DEVRİME KALKAN HER ZAMAN GENÇTİR (1.BÖLÜM)
Gençlerini kaybeden toplum veya tersine toplumunu kaybeden gençlik yenilmiş olmaktan öteye kendi varlık hakkını kaybetmiş, ona ihanet etmiş demektir. Gerisi çürüme, dağılma ve yok olmadır. Buna karşı toplumun temel görevi, varoluşunun temel araçları olarak kendi eğitim kurumlarını geliştirmektir. İçerik olarak bilimsel, felsefi, sanatsal ve dilsel yorumlarını bilim-iktidar yapılanmasından ayrıştırmak, anlam devrimini başarmaktır. Aksi halde toplumsal varlığın ahlâki ve politik dokularını işlevsel kılmak mümkün olmaz.
İlgi ve sıcaklığından bir şey kaybetmemiş olan gençlik, özgür toplum idealinin kararlı takipçisidir. Ya Özgür Yaşam Ya Hiç sloganı gençliğin elinden düşürmeyeceği bayrağı olmuştur.
Ben özgürlük alanındaki boşluğu ve önemi bildiğim için özellikle kadın ve gençlik alanında müthiş bir kişilik yaratımına önem verdim. Bu konuda çok yoğunlaştım ve çok önemli bir düzeye ve geri dönülemeyecek bir noktaya geldik. Kürtler artık özgürlüğü bırakmazlar. Bu öyle parayla kıyaslanabilecek bir durum ve kavram değildir.
Demokratik toplum mücadelesinde gençlik kategorisine daha özgün yaklaşmak gerekir. Gençlik toplumsallaşırken büyük tuzaklarla karşı karşıyadır. Bir yandan geleneksel ataerkil toplum koşullanması, diğer yandan resmi düzenin ideolojik şartlanması altında bocalarken, dinamizmiyle yeniliklere açık bir yapısı vardır. Olup bitenler karşısında son derece toydur. Yaşlı toplumun etkisi altında kendine ne biçildiğini keşfetmekten uzaktır. Kapitalist toplumun baştan çıkarıcı binbir hilesi karşısında nefes bile alamaz. Tüm bu gerçeklikler gençliğe özgün, tuzaklardan çekici, onun özüne uygun bir toplumsal eğitimi zorunlu kılar. Gençliğin eğitimi büyük çaba ve sabır isteyen bir iştir. Bunun karşılığında dinamizmi ile destanlar yazabilecek ataklığa sahiptir. Amaç ve yöntemi iyi kavradığında başaramayacağı bir iş yoktur. Amaç ve yöntemli yaşamı temel disiplin olarak görüp seferber olduğunda, sabır ve inadı eksik etmediğinde, tarihsel davalara en önemli katkıyı gerçekleştirebilir.

**Veri satırları**
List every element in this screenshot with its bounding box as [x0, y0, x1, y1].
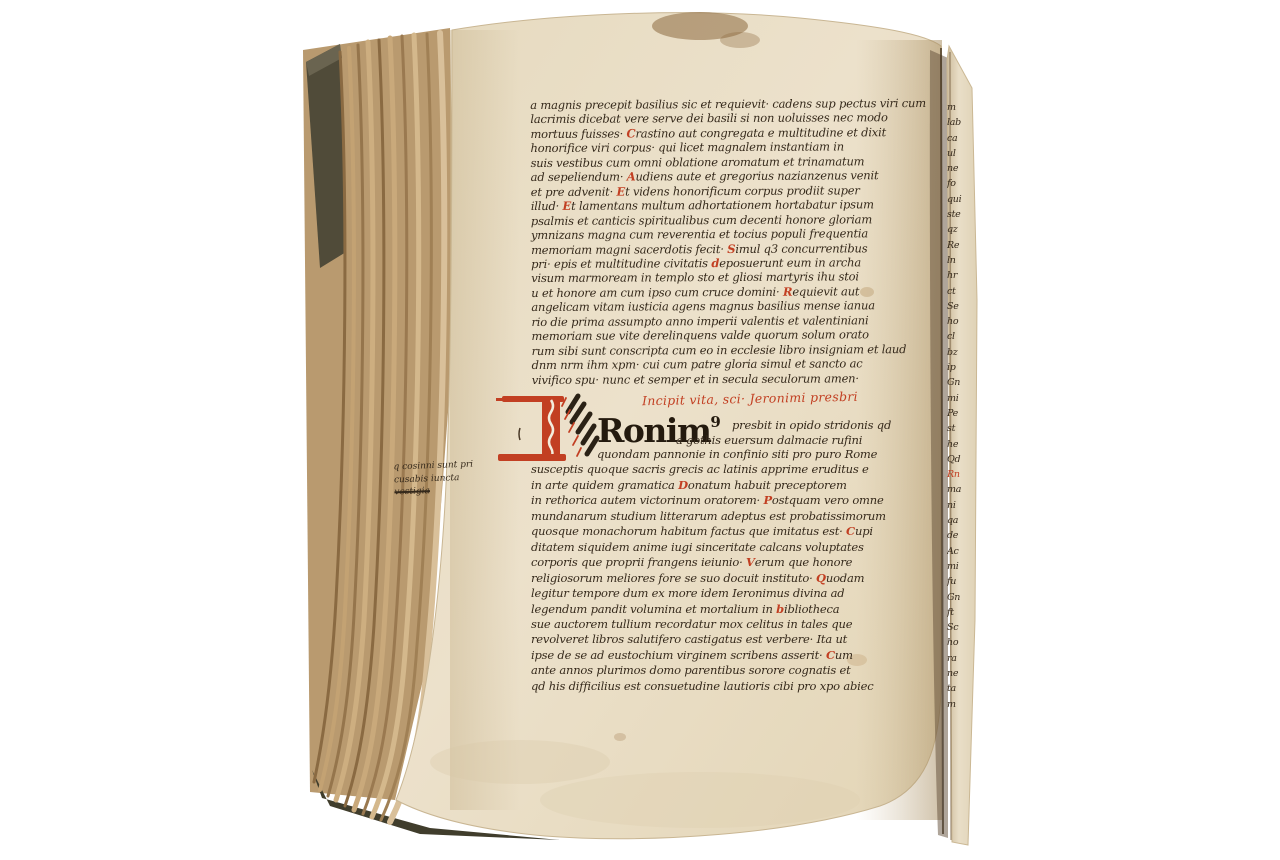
...
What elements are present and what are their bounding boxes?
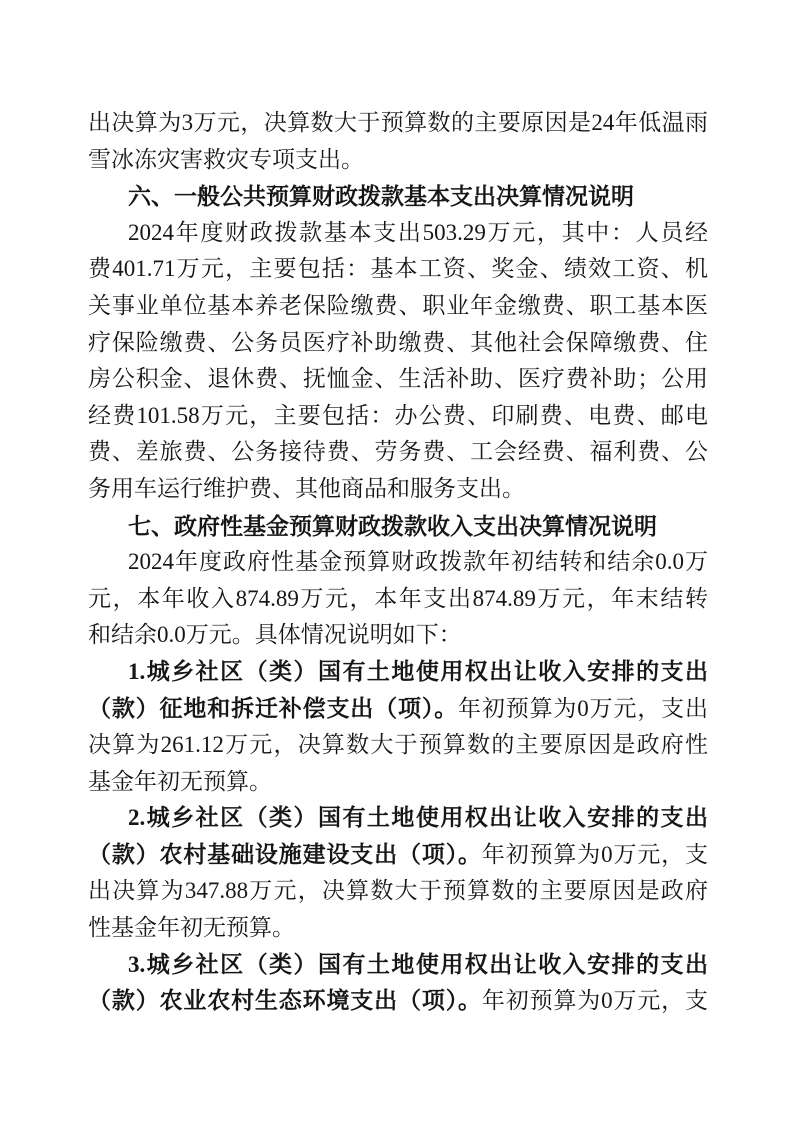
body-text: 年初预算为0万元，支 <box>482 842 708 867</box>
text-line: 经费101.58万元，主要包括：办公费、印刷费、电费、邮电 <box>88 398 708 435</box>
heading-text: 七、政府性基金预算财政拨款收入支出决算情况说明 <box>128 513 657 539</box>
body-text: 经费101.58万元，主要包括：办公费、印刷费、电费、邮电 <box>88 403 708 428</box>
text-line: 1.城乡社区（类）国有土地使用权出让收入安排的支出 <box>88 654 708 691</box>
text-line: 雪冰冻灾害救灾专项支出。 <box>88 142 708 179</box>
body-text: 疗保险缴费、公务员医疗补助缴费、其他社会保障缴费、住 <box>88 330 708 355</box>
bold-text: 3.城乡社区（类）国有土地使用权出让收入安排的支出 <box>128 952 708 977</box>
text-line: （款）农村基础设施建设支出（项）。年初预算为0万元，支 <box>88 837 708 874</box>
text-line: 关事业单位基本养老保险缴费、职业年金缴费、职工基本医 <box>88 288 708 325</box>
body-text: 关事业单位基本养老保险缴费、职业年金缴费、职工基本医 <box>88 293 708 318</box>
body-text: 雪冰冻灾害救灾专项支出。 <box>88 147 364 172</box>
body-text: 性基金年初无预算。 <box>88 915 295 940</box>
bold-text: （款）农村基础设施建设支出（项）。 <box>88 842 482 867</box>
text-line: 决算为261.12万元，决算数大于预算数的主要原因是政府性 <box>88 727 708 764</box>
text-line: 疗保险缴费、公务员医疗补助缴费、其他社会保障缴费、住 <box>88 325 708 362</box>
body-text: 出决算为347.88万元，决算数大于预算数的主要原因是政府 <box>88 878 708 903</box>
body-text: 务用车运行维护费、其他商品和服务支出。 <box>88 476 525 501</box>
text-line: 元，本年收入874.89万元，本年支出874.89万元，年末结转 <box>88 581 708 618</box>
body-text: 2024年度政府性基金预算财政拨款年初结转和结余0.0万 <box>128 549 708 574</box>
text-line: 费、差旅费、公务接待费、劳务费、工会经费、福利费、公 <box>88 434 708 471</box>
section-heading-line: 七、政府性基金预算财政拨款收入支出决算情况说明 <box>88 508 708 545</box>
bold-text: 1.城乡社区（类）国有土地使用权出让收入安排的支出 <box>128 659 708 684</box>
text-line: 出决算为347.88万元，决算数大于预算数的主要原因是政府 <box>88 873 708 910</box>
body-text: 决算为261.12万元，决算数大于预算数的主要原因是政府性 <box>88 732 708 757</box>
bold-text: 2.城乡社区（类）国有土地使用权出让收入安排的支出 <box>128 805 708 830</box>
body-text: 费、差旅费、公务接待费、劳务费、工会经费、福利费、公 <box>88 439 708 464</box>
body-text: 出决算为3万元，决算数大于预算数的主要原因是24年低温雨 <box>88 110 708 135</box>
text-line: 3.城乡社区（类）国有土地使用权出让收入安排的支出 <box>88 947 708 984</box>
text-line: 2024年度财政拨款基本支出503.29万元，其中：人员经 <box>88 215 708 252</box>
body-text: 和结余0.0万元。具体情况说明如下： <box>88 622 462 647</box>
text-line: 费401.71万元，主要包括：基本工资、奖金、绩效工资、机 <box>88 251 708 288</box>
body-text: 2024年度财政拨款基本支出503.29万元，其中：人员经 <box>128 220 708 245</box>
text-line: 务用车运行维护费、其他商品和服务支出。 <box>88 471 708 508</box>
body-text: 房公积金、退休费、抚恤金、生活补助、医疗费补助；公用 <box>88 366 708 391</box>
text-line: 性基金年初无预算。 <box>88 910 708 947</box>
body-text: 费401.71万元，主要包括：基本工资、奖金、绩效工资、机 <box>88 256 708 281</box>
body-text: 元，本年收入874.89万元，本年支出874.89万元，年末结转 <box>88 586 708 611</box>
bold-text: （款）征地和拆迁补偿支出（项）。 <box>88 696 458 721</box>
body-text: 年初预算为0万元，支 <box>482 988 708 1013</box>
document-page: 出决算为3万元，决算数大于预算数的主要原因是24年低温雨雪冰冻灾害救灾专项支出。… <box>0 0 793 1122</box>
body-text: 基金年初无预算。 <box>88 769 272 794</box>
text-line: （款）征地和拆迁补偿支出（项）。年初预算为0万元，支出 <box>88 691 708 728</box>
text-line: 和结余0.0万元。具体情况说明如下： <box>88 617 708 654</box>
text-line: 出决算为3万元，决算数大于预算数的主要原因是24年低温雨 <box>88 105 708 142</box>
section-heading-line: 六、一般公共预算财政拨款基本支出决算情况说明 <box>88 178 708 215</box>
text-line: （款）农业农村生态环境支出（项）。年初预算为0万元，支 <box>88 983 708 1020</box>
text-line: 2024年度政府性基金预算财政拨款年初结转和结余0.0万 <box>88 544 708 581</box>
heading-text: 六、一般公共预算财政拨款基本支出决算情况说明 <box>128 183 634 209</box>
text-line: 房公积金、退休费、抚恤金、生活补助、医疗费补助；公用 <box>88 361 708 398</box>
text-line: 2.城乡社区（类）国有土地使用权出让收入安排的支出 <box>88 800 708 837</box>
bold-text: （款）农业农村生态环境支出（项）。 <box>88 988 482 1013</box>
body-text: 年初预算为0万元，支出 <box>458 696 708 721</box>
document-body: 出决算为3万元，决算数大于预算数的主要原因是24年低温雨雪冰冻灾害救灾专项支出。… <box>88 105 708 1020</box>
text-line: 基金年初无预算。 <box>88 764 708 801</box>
---
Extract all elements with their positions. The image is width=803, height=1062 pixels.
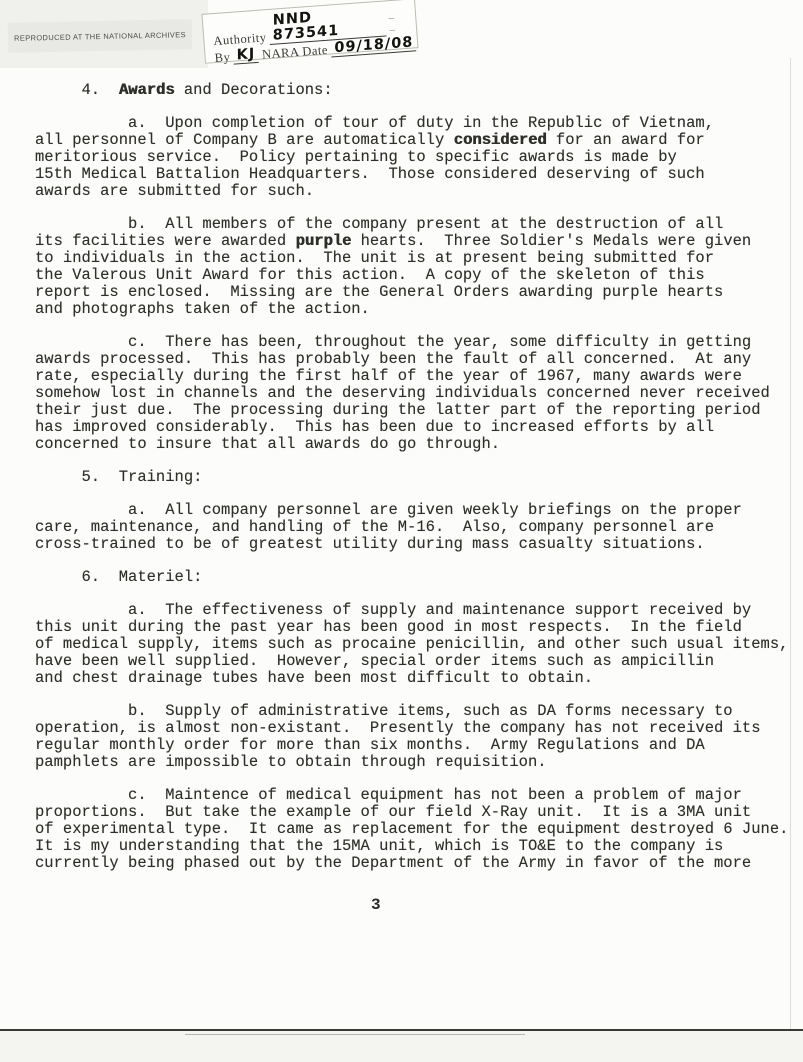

**Hedefler**
a) Seçilmiş bölümden "Ben özgürlük alanındaki" sözcüklerinin bulunduğu yerden başlayan ve "ve kavram değildir." sözcüklerinden sonra biten kısmı birebir kopyalayın.
b) Seçilmiş bölüme göre gençliğin elinden düşürmeyeceği bayrak hangi slogan olmuştur?

**Görev çözümleri**
a)
Ben özgürlük alanındaki boşluğu ve önemi bildiğim için özellikle kadın ve gençlik alanında müthiş bir kişilik yaratımına önem verdim. Bu konuda çok yoğunlaştım ve çok önemli bir düzeye ve geri dönülemeyecek bir noktaya geldik. Kürtler artık özgürlüğü bırakmazlar. Bu öyle parayla kıyaslanabilecek bir durum ve kavram değildir.

b) Ya Özgür Yaşam Ya Hiç sloganı.